begin MATERIAL FOR THE TASK

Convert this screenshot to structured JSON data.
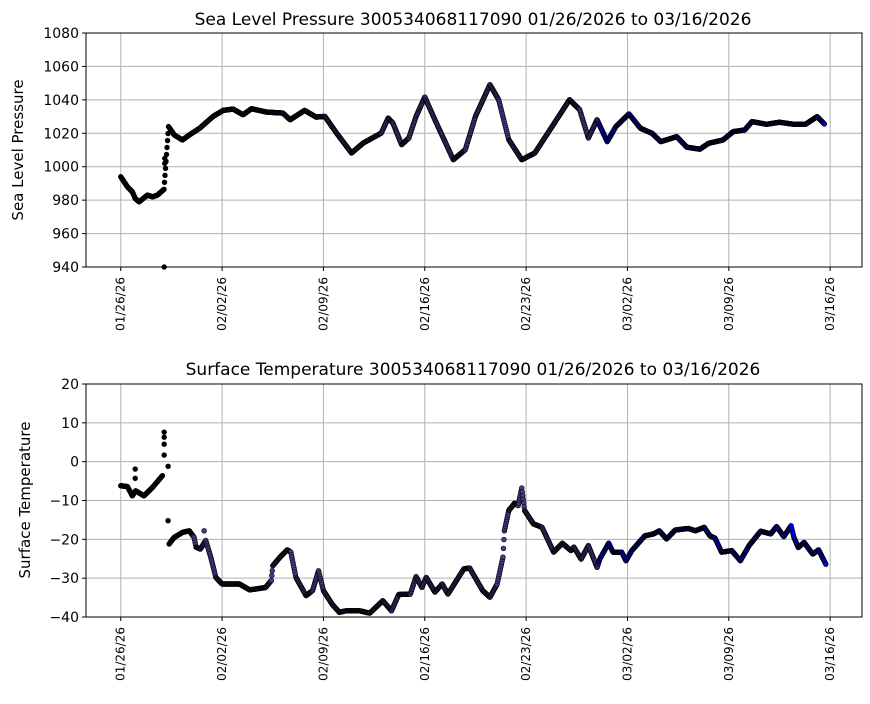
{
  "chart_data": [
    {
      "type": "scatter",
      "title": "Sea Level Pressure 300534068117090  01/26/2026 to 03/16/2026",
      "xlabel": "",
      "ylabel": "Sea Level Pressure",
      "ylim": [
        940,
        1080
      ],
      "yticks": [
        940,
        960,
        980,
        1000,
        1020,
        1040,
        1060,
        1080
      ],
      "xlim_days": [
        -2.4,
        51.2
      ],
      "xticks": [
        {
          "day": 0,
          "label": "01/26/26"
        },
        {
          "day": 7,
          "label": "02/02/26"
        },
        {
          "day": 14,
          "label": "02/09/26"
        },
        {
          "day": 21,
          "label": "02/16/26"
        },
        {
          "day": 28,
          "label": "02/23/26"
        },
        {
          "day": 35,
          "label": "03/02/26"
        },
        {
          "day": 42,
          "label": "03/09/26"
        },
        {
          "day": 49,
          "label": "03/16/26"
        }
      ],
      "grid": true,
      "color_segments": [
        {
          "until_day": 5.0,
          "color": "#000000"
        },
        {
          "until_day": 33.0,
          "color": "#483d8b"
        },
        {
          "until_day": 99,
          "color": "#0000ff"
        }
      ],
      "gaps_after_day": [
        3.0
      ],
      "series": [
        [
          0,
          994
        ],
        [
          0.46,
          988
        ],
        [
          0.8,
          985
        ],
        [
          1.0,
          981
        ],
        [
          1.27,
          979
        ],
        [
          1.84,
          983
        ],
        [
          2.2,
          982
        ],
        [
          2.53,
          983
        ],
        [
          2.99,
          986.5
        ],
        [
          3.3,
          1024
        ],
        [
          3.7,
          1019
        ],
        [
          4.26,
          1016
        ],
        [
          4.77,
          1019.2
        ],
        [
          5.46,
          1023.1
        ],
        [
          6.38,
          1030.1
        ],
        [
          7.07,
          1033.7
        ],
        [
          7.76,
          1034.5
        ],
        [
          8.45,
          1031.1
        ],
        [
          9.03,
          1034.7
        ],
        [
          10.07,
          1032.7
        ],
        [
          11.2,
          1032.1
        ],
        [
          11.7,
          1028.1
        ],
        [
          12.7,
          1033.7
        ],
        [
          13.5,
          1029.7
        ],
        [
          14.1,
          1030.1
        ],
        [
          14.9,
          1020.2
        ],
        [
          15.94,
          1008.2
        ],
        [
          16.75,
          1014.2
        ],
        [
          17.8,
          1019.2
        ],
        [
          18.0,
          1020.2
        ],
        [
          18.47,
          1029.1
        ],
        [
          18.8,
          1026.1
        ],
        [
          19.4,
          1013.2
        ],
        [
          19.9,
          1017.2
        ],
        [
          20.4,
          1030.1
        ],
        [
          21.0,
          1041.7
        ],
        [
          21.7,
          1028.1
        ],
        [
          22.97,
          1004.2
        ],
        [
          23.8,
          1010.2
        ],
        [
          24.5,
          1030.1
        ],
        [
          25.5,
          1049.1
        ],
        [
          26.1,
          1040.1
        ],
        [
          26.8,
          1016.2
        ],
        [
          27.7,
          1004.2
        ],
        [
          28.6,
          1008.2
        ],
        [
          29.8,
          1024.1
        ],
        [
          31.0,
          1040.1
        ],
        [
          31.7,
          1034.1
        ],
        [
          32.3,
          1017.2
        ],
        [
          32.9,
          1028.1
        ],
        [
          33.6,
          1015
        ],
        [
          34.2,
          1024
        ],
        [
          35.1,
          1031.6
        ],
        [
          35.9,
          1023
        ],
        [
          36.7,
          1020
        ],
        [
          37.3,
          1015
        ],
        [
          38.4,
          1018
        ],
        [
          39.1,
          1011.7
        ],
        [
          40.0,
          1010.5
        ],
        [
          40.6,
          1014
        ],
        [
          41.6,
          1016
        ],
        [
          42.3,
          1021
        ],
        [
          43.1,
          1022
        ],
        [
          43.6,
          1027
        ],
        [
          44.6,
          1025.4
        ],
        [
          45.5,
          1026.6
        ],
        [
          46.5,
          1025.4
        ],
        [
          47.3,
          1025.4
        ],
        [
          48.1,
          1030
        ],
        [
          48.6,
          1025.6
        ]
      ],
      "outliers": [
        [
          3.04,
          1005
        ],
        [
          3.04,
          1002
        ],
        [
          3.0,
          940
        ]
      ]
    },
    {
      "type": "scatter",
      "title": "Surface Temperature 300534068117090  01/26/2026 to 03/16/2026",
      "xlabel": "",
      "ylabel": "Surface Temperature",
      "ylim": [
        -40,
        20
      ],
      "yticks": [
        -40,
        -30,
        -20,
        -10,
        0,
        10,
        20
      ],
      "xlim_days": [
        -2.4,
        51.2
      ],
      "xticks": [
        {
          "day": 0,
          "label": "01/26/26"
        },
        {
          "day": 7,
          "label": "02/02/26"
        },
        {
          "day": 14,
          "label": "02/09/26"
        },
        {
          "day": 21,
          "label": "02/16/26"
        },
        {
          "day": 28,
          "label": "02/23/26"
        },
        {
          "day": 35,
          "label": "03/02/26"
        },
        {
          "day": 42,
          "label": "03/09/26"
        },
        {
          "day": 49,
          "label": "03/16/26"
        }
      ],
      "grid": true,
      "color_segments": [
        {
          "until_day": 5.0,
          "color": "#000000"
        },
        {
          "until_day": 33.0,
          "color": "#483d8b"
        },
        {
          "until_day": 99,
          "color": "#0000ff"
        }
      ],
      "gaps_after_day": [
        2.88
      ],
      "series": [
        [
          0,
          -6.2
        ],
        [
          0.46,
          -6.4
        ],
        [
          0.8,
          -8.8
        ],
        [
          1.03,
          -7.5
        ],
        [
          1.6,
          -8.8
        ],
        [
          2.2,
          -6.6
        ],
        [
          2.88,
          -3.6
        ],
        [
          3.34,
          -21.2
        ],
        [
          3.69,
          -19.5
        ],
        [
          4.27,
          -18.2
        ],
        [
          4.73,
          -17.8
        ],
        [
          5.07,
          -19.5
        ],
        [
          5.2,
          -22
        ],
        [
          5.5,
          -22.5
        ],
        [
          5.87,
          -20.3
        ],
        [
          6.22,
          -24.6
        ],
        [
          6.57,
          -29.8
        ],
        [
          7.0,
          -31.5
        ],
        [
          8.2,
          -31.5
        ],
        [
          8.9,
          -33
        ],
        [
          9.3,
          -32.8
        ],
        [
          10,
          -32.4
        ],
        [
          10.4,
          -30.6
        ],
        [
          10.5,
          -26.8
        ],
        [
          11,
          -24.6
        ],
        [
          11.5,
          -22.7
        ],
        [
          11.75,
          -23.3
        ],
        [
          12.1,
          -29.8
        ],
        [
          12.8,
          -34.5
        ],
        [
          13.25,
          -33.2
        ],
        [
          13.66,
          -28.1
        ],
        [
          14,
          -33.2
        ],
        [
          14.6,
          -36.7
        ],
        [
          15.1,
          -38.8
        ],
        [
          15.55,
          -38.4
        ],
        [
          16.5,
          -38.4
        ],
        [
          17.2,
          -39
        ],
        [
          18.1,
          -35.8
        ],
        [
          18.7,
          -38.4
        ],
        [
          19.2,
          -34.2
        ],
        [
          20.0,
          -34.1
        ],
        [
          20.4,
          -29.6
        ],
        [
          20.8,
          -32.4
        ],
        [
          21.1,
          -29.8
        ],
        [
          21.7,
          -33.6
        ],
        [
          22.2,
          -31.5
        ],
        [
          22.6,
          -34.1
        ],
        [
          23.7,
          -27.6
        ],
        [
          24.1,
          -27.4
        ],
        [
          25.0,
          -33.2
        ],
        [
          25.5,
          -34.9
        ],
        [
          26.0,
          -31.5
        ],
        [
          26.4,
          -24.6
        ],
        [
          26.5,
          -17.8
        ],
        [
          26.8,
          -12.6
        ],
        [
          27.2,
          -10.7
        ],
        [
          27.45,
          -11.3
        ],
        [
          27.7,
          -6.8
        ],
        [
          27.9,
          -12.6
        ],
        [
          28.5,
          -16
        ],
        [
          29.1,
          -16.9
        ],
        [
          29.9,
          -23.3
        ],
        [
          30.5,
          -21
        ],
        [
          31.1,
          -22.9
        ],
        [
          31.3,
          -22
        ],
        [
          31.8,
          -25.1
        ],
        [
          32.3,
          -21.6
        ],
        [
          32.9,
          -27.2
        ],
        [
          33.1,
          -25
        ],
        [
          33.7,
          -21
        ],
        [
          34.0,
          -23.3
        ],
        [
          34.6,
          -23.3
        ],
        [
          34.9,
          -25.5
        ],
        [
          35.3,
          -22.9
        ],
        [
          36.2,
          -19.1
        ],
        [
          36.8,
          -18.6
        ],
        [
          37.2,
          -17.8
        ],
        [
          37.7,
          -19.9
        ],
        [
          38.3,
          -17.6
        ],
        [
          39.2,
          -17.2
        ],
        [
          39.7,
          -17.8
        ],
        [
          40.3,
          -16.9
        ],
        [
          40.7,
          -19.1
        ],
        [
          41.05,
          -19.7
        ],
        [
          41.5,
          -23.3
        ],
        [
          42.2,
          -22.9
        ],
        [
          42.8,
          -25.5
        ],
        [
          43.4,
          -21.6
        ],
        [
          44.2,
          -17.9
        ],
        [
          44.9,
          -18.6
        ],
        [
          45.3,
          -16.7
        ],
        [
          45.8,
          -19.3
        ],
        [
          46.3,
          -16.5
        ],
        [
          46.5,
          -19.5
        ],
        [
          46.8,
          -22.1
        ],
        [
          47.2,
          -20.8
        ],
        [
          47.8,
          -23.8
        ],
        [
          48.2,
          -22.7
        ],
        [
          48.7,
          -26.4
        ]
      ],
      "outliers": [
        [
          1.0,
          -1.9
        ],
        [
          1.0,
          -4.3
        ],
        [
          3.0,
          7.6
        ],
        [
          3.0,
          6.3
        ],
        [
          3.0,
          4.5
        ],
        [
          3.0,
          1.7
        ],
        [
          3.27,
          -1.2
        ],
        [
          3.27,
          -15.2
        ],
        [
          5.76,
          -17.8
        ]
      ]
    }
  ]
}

end MATERIAL FOR THE TASK
begin MATERIAL FOR THE TASK

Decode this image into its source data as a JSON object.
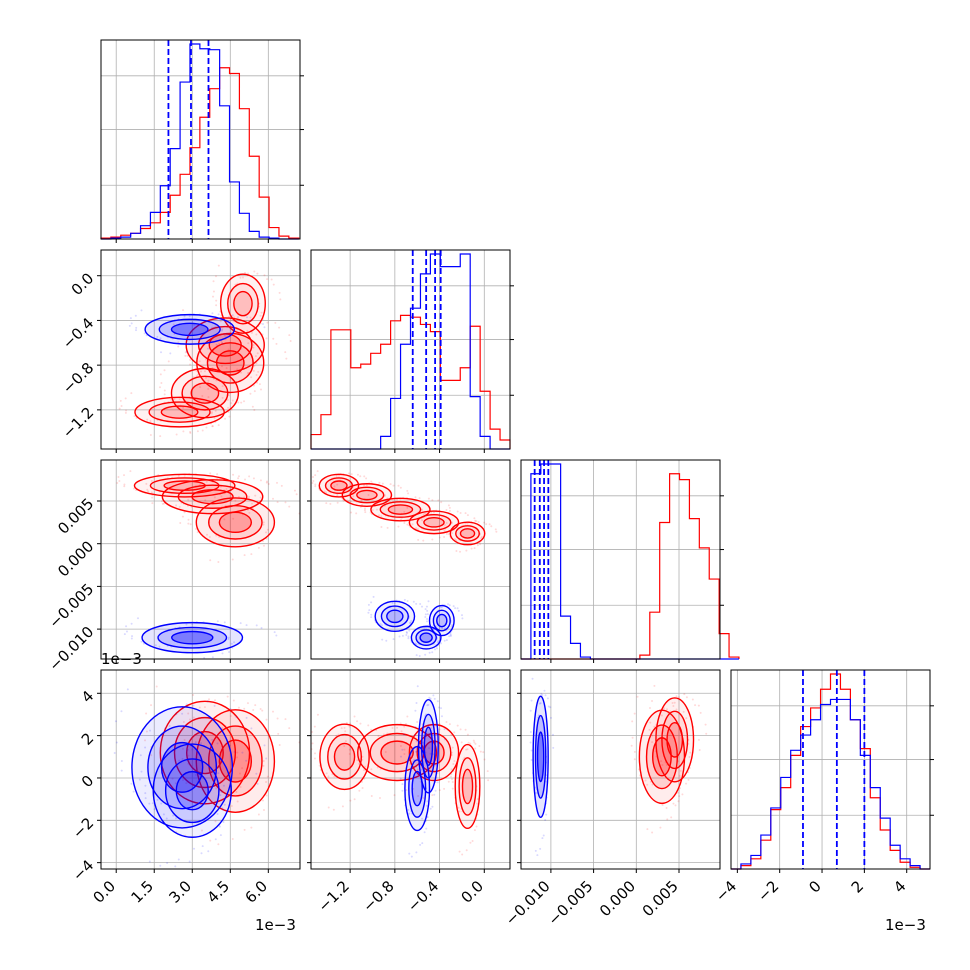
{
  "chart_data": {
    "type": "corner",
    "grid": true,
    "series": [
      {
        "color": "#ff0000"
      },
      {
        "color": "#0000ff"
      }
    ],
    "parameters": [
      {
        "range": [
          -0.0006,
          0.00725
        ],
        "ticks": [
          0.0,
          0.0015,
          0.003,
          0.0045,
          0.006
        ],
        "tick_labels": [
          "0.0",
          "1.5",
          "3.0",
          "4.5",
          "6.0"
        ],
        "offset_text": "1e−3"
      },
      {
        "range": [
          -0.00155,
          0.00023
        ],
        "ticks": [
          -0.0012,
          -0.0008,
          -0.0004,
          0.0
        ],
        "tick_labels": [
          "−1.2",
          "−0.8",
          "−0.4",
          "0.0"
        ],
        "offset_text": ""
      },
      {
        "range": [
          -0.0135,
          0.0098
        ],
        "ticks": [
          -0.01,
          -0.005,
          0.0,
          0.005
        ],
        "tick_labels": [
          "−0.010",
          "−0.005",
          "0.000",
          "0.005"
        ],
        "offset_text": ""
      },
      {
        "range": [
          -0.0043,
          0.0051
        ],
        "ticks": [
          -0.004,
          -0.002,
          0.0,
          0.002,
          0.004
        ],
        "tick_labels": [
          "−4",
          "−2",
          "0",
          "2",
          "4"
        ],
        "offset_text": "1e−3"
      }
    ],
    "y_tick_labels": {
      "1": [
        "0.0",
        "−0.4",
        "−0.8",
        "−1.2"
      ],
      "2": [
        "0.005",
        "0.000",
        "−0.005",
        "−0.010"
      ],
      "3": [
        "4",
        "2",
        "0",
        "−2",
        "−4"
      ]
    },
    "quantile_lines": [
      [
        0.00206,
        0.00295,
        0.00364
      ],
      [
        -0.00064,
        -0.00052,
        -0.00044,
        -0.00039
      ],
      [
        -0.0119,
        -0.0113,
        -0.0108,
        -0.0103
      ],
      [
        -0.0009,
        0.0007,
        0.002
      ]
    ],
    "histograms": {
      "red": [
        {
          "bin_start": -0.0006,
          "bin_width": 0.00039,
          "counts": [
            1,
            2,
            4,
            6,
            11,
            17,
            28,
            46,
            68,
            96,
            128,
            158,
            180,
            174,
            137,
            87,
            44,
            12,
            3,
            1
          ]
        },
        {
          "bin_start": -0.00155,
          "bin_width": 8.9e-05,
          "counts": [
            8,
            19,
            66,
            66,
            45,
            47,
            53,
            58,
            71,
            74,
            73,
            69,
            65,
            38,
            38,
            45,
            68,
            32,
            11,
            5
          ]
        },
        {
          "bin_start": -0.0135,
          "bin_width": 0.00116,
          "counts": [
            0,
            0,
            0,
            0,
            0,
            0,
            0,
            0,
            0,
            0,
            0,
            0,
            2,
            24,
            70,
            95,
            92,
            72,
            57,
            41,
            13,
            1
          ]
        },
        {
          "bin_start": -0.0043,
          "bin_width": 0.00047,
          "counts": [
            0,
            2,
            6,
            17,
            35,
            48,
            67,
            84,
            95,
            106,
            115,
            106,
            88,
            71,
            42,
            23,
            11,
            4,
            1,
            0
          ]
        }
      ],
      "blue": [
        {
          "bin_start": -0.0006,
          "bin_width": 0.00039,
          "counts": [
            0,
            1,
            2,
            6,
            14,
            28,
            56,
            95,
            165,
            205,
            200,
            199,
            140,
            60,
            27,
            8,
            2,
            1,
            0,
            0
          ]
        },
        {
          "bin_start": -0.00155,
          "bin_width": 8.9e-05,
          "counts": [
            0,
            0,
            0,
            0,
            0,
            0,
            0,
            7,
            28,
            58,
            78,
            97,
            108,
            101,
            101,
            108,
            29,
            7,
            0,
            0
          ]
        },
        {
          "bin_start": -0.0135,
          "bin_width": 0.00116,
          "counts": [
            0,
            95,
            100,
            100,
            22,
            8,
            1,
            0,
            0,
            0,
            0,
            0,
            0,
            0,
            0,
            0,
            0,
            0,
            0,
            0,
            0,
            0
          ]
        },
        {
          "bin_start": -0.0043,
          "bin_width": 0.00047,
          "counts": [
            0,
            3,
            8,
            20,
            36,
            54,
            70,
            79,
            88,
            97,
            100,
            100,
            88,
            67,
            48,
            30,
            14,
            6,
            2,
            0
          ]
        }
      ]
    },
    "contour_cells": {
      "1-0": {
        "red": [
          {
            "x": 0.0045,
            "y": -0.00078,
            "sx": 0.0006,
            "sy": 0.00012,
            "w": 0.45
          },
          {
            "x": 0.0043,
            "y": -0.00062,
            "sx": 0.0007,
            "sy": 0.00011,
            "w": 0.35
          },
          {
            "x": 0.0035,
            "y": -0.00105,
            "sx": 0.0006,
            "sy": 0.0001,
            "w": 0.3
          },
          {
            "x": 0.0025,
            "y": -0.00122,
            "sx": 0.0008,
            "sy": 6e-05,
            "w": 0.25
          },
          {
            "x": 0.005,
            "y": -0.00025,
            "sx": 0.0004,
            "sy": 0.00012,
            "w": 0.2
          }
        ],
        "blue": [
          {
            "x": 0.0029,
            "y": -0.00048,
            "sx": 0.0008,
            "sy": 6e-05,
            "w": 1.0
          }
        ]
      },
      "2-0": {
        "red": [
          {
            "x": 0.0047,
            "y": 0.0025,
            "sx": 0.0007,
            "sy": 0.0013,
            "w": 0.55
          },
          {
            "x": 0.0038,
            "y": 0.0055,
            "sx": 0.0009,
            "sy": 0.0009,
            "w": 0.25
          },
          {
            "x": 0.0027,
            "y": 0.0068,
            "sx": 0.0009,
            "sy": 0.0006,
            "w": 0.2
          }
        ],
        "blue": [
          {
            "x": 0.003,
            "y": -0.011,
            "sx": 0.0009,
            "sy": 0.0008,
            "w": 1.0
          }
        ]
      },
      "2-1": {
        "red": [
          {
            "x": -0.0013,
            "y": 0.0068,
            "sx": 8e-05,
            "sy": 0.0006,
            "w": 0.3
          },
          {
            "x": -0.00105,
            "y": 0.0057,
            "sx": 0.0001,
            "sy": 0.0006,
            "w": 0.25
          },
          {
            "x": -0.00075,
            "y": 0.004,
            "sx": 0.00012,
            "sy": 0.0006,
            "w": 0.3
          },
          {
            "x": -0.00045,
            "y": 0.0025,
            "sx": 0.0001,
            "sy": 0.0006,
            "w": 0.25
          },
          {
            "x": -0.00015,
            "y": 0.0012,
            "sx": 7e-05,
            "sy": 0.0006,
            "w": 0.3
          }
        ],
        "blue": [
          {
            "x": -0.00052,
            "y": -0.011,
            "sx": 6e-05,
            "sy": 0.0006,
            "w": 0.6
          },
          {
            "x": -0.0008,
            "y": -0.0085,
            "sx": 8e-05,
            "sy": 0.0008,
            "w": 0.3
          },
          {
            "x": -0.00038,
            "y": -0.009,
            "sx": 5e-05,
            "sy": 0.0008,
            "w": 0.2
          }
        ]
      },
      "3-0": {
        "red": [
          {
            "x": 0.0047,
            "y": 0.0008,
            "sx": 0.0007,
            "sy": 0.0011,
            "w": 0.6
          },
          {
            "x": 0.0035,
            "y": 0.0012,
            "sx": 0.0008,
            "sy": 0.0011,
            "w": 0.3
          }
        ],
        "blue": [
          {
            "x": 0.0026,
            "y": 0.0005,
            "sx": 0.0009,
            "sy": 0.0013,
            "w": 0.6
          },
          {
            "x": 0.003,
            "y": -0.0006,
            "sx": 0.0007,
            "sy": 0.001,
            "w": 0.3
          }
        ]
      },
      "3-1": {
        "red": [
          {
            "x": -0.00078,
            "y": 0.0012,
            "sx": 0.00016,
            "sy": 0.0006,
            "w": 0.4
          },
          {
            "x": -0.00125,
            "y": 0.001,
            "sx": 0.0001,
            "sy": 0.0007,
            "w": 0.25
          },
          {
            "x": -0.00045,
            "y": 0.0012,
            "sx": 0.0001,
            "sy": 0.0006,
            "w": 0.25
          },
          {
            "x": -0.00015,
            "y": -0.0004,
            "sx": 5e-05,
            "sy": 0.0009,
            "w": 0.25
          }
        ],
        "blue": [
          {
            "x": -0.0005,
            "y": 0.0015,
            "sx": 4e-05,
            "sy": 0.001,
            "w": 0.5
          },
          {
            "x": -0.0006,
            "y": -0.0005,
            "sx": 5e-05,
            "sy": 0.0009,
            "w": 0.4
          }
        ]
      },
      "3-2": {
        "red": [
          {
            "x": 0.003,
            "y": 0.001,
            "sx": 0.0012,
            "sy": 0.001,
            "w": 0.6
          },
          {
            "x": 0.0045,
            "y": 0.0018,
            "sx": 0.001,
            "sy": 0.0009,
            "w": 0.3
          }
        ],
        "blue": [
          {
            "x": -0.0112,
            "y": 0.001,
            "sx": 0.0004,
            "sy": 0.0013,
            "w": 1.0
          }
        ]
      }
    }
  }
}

end MATERIAL FOR THE TASK

- EXERCISE
Show every line from the listing above in which the string "Surface" appears.

- WORKED ANSWER
      "title": "Surface Temperature 300534068117090  01/26/2026 to 03/16/2026",
      "ylabel": "Surface Temperature",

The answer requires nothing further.